PAGE TEXT =>
Beautiful guitar, a true masterpiece. That maple top is awesome! 

Did you steal that 10th string from the golden gate bridge?


----------



## DeKay (May 19, 2014)

I want to hear more.. very interested


----------



## technomancer (May 19, 2014)

I really haven't liked most of the Skervesen headless guitars that have been posted... but that is awesome. I think something about the wider neck on that just makes all the lines work 

And that top and color look fantastic


----------



## Eclipse (May 19, 2014)

HNGD! Awesome, congrats!


----------



## shawnperolis (May 19, 2014)

That is an amazing looking guitar! I'm super jealous and this post just made me super impatient about getting my 10 string. I can't wait to hear it on an album! Happy NGD, bro!


----------



## thedarknightshreds (May 19, 2014)

Hey man, truly a great axe you got there 
One question, what is the nut width on this beautiful monster??
HNGD man!


----------



## fortisursus (May 19, 2014)

Dang man that is sick! Also nice collection going there.


----------



## Shawn (May 19, 2014)

Listings of boxed layout items:

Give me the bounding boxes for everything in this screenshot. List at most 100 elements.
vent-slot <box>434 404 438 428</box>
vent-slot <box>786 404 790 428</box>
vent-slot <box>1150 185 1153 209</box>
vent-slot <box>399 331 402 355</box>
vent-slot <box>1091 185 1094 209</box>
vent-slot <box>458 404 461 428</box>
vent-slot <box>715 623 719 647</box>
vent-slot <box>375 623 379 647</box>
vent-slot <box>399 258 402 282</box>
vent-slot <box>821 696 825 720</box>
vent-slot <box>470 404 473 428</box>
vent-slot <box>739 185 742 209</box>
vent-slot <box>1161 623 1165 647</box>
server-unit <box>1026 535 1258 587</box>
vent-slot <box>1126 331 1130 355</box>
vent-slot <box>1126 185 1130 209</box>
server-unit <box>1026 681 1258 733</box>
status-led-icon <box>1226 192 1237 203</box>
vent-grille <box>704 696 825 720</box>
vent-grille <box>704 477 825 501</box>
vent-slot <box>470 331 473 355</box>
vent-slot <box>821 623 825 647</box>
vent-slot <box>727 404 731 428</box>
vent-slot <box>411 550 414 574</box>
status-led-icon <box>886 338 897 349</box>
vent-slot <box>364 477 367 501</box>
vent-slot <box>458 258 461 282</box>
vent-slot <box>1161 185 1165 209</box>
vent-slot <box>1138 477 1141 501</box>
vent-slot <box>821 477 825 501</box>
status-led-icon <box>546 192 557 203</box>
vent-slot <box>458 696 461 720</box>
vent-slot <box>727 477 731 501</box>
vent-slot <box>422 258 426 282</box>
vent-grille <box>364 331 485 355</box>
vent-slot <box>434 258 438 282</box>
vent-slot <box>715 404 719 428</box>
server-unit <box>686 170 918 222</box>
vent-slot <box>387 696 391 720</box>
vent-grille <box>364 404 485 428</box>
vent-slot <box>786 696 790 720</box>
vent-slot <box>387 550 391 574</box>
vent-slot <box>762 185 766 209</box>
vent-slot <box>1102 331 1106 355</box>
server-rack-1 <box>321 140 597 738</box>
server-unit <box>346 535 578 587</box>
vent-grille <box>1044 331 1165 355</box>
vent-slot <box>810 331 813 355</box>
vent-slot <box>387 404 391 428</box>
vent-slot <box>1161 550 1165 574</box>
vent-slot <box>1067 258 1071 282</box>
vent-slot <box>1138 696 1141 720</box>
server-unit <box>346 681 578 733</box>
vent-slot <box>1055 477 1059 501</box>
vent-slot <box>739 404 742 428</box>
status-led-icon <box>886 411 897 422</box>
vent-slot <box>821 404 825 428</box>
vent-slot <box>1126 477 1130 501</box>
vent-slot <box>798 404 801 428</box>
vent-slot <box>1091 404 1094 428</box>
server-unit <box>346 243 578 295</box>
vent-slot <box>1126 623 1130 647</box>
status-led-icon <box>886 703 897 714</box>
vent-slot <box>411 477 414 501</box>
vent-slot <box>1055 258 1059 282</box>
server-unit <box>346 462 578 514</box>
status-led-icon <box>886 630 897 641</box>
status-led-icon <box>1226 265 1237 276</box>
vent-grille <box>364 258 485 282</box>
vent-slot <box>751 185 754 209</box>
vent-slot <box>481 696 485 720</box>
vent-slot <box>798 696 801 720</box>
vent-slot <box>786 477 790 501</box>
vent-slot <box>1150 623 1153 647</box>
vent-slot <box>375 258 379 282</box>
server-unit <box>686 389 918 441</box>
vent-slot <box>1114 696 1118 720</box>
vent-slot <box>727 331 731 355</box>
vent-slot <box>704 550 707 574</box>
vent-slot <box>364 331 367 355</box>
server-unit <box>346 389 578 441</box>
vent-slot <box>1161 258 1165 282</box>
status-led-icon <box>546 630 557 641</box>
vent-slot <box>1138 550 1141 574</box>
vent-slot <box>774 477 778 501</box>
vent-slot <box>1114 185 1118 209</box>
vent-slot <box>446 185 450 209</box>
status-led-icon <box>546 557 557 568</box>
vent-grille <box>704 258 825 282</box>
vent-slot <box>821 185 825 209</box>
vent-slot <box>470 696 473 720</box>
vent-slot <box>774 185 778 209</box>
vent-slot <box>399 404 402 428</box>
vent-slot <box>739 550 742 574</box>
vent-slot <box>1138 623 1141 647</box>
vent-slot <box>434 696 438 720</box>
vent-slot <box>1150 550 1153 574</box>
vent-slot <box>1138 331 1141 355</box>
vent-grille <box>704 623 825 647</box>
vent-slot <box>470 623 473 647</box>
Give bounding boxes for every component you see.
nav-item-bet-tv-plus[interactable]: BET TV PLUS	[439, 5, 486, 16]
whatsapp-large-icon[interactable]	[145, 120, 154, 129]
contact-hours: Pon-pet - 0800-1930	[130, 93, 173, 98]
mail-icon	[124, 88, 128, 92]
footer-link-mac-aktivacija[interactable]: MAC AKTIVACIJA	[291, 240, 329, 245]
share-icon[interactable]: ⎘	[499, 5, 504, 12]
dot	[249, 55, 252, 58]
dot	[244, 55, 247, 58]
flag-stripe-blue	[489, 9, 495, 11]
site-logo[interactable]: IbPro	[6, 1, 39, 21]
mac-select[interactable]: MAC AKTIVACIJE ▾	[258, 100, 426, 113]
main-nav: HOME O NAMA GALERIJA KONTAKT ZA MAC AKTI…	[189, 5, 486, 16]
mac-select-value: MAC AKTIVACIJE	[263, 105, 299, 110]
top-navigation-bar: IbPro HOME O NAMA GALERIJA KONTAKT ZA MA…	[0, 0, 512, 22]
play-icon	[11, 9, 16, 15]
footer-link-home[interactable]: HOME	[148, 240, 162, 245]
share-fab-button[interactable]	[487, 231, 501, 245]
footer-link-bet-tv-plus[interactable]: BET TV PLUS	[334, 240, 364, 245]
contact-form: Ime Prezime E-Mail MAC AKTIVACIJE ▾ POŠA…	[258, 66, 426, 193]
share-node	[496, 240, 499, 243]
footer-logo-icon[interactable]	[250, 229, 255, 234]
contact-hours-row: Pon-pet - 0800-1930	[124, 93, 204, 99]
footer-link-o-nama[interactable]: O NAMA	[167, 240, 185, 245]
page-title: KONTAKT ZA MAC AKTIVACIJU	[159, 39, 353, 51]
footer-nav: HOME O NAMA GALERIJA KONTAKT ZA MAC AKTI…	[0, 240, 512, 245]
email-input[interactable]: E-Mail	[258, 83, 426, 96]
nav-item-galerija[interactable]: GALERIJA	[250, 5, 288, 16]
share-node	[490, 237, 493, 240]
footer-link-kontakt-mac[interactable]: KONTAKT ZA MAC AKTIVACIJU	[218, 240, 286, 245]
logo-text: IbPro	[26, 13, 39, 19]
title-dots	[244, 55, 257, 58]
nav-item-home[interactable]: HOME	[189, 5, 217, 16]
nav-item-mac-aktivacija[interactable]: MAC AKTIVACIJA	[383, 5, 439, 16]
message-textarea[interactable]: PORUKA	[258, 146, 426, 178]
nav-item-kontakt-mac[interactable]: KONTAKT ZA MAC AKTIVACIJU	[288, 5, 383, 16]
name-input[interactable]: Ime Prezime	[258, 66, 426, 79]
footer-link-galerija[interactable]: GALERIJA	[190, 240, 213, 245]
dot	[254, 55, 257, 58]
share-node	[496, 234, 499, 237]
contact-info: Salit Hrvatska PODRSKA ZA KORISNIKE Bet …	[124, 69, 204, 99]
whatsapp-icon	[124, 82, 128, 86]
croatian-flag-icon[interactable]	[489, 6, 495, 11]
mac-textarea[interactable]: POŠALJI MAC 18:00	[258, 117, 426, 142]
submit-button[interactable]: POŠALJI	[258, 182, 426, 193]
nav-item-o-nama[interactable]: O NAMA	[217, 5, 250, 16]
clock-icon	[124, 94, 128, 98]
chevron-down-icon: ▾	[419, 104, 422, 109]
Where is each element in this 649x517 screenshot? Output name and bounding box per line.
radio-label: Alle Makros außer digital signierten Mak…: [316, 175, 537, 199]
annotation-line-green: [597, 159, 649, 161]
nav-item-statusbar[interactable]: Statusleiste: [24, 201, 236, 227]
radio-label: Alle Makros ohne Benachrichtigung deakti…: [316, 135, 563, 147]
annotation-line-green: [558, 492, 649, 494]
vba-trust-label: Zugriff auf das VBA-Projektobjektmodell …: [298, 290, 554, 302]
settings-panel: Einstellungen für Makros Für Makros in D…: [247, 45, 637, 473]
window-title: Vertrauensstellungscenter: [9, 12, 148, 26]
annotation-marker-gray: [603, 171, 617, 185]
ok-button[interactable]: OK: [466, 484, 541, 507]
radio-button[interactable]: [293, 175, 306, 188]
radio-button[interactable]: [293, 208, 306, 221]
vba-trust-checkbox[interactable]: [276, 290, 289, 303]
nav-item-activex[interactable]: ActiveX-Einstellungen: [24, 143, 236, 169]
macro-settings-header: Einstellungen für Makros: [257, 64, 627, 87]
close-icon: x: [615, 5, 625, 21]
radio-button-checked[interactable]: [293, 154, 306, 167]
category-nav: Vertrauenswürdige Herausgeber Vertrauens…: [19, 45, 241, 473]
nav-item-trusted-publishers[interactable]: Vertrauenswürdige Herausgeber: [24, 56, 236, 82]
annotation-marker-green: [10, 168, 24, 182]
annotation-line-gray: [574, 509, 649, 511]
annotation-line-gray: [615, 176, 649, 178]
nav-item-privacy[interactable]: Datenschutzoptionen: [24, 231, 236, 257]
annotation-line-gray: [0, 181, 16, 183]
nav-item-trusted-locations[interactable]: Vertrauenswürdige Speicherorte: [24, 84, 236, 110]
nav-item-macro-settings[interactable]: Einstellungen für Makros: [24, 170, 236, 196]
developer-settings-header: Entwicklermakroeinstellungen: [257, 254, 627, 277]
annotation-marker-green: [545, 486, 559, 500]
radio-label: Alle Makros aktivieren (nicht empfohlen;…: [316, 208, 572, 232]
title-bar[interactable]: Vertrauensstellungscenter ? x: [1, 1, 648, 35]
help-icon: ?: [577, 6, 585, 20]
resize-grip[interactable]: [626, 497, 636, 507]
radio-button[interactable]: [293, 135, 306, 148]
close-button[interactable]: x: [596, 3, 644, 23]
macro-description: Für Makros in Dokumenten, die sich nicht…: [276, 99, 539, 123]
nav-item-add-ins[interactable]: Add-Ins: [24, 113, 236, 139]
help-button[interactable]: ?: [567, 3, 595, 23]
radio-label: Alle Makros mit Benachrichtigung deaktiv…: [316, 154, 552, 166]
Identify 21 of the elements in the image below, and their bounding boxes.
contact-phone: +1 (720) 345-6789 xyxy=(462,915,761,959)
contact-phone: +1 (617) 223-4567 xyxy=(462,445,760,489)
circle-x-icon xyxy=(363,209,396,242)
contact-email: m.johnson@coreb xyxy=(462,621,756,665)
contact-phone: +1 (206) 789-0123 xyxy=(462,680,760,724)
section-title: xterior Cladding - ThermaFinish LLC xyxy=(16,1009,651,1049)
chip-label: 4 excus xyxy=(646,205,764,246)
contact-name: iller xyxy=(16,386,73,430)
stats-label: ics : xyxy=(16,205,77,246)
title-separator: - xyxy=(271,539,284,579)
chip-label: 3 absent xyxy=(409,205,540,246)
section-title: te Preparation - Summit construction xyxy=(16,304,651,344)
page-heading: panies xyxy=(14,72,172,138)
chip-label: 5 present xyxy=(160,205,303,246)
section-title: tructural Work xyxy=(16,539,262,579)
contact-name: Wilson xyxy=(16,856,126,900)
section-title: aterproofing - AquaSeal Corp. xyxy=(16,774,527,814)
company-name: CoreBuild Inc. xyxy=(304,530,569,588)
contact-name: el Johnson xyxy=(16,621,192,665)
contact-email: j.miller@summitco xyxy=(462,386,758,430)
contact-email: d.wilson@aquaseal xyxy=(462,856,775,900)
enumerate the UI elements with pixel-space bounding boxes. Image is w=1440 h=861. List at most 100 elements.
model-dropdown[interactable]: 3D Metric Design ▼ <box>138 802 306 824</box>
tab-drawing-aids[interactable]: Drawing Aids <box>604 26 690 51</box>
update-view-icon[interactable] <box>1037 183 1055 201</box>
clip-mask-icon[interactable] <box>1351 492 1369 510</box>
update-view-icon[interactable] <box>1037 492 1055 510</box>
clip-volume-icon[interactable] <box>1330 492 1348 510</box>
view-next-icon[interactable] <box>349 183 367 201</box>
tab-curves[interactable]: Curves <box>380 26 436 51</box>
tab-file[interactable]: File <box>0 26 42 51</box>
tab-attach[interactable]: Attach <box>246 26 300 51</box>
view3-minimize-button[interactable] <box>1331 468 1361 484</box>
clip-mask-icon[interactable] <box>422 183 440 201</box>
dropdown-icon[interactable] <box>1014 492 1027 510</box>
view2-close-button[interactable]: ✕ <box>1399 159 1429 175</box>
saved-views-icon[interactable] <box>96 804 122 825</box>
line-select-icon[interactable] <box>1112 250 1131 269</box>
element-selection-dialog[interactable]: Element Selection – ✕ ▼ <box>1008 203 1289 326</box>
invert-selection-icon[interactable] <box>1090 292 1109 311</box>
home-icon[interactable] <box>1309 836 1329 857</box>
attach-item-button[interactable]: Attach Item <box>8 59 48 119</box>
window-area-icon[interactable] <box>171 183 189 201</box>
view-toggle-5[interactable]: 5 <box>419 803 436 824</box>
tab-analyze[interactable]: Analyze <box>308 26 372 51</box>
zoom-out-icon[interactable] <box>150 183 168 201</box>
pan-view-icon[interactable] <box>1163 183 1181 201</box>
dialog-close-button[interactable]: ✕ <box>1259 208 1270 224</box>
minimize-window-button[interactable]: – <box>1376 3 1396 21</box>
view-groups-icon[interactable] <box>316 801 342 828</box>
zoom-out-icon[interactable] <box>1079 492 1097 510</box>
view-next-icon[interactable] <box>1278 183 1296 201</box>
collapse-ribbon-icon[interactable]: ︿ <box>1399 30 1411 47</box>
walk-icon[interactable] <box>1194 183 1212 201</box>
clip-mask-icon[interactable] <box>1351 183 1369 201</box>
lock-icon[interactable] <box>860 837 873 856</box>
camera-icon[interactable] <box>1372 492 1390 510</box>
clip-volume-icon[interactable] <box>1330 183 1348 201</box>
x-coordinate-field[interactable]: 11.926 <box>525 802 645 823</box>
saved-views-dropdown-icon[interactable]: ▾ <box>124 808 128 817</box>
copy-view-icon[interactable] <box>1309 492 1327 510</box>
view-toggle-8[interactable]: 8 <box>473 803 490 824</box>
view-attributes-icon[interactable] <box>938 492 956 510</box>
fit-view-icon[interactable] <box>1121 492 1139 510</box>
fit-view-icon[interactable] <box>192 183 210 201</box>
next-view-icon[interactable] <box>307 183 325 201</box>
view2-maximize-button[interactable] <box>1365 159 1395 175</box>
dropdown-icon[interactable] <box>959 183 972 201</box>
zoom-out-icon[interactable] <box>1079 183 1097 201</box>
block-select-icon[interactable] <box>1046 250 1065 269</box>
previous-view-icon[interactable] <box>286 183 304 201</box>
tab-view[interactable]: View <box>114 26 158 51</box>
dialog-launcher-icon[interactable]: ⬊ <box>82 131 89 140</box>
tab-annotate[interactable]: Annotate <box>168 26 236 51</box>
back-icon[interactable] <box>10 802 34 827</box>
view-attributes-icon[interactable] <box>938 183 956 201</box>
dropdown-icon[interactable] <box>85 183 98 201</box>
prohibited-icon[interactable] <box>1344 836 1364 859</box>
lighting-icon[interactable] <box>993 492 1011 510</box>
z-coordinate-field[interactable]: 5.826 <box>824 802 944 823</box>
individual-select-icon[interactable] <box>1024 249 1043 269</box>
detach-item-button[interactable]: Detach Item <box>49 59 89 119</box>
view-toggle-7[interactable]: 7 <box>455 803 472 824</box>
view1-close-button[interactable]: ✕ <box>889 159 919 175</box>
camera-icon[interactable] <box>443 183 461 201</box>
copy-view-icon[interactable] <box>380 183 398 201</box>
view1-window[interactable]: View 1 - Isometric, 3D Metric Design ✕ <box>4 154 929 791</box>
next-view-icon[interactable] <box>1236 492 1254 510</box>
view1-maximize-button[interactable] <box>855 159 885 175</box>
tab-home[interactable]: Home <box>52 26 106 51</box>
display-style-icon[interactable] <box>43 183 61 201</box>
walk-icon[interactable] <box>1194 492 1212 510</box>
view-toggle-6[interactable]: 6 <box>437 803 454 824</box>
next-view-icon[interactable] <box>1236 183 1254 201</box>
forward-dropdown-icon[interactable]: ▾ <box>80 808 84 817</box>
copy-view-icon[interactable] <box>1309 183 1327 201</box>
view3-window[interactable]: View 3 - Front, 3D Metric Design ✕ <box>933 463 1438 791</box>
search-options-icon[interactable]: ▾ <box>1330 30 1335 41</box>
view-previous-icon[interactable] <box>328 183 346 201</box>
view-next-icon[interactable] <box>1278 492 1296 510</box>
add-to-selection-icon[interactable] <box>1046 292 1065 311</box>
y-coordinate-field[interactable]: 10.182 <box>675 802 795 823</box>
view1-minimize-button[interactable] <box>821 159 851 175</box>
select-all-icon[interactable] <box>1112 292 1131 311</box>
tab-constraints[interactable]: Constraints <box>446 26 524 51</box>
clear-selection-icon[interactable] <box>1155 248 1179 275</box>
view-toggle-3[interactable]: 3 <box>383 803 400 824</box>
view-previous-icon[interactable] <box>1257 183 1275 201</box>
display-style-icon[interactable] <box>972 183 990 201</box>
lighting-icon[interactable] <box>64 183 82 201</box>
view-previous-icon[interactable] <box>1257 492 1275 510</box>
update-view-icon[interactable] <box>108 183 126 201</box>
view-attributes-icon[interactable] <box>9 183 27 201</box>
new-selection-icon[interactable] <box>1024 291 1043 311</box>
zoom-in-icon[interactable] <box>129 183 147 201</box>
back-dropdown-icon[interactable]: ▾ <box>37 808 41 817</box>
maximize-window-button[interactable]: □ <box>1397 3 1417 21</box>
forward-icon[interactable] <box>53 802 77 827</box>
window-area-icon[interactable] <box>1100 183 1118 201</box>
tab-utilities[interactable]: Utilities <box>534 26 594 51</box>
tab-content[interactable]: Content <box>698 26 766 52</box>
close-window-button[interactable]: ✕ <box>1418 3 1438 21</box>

REQUIRED TASKS =>
1/ In the guitar forum thread, what does thedarknightshreds ask about the guitar?
2/ Carry on the guitar forum thread from its final line.

TASK ANSWERS =>
1/ The nut width.

2/
First off, that thing is amazing....the finish, the back and all the little details....really love that inlay too, so perfect and unique. 

Secondly, I would love to play it, would be very interesting. Very nice!


----------



## TheWarAgainstTime (May 19, 2014)

Holy shit that's crazy! (in the best way of course)

Beyond the whole "first of its kind/prototype/innovative" thing, that's a really nice finish and top  I'm a sucker for blue haha


----------



## dametalbeast (May 19, 2014)

looks amazing man thats some epic work!, but what is the nautilus made of in the fretboard if I may ask?


----------



## Alberto7 (May 19, 2014)

I mean whaaaaa...


----------



## ONE (May 21, 2014)

Such an incredible instrument.  congrats


----------



## crg123 (Jun 16, 2014)

Bump for audio/video clips . I'm curious how that LOW LOW F# sounds haha. I have G# on my six string bass with a .158 and its still loose. How's it on a 31" scale with what I assume are strings wound like guitar strings? Must be crazy fun to have so much range.


----------



## fabeau (Jun 17, 2014)

crg123 said:


> Bump for audio/video clips . I'm curious how that LOW LOW F# sounds haha. I have G# on my six string bass with a .158 and its still loose. How's it on a 31" scale with what I assume are strings wound like guitar strings? Must be crazy fun to have so much range.



Sorry dude, you'll have to wait for another month more or less for the video but I am going to upload some audio clips earlier.

In the meantime I am experimenting new tunings and I reckon I will tune up the lower strings a bit for a number of reasons:
- reduce string gauge
- increase string tension (yes, that was an issue indeed)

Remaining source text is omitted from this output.